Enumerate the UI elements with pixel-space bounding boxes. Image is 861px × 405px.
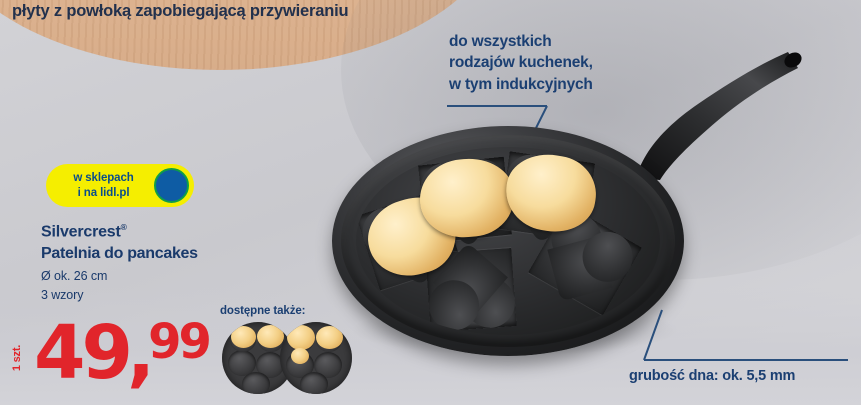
alternate-thumbnail-2[interactable] — [280, 322, 352, 394]
product-spec-patterns: 3 wzory — [41, 288, 83, 302]
headline-text: płyty z powłoką zapobiegającą przywieran… — [12, 2, 348, 21]
badge-text: w sklepach i na lidl.pl — [46, 171, 154, 199]
price-unit-label: 1 szt. — [11, 338, 23, 378]
callout-top-line-2: rodzajów kuchenek, — [449, 52, 593, 73]
registered-mark-icon: ® — [121, 222, 127, 232]
badge-line-2: i na lidl.pl — [53, 186, 154, 200]
product-brand: Silvercrest® — [41, 222, 127, 241]
leader-line-bottom — [600, 302, 850, 370]
price-integer: 49 — [34, 316, 129, 390]
advertisement-canvas: płyty z powłoką zapobiegającą przywieran… — [0, 0, 861, 405]
callout-bottom: grubość dna: ok. 5,5 mm — [629, 368, 795, 384]
availability-badge: w sklepach i na lidl.pl — [46, 164, 194, 207]
product-spec-diameter: Ø ok. 26 cm — [41, 269, 107, 283]
product-brand-name: Silvercrest — [41, 223, 121, 240]
callout-top-line-1: do wszystkich — [449, 31, 593, 52]
price-decimals: 99 — [148, 318, 209, 366]
callout-top-line-3: w tym indukcyjnych — [449, 74, 593, 95]
alternates-label: dostępne także: — [220, 305, 305, 317]
product-name: Patelnia do pancakes — [41, 245, 198, 263]
badge-line-1: w sklepach — [53, 171, 154, 185]
badge-dot-icon — [154, 168, 189, 203]
price-block: 49 , 99 — [34, 316, 209, 390]
callout-top: do wszystkich rodzajów kuchenek, w tym i… — [449, 31, 593, 95]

[Ejercicio]: Seleccione y copie cada línea de los registros anteriores en la que aparezca la cadena "badge".

[Respuesta al ejercicio]:
badge-text: w sklepach i na lidl.pl — [46, 171, 154, 199]
badge-line-2: i na lidl.pl — [53, 186, 154, 200]
availability-badge: w sklepach i na lidl.pl — [46, 164, 194, 207]
badge-line-1: w sklepach — [53, 171, 154, 185]
badge-dot-icon — [154, 168, 189, 203]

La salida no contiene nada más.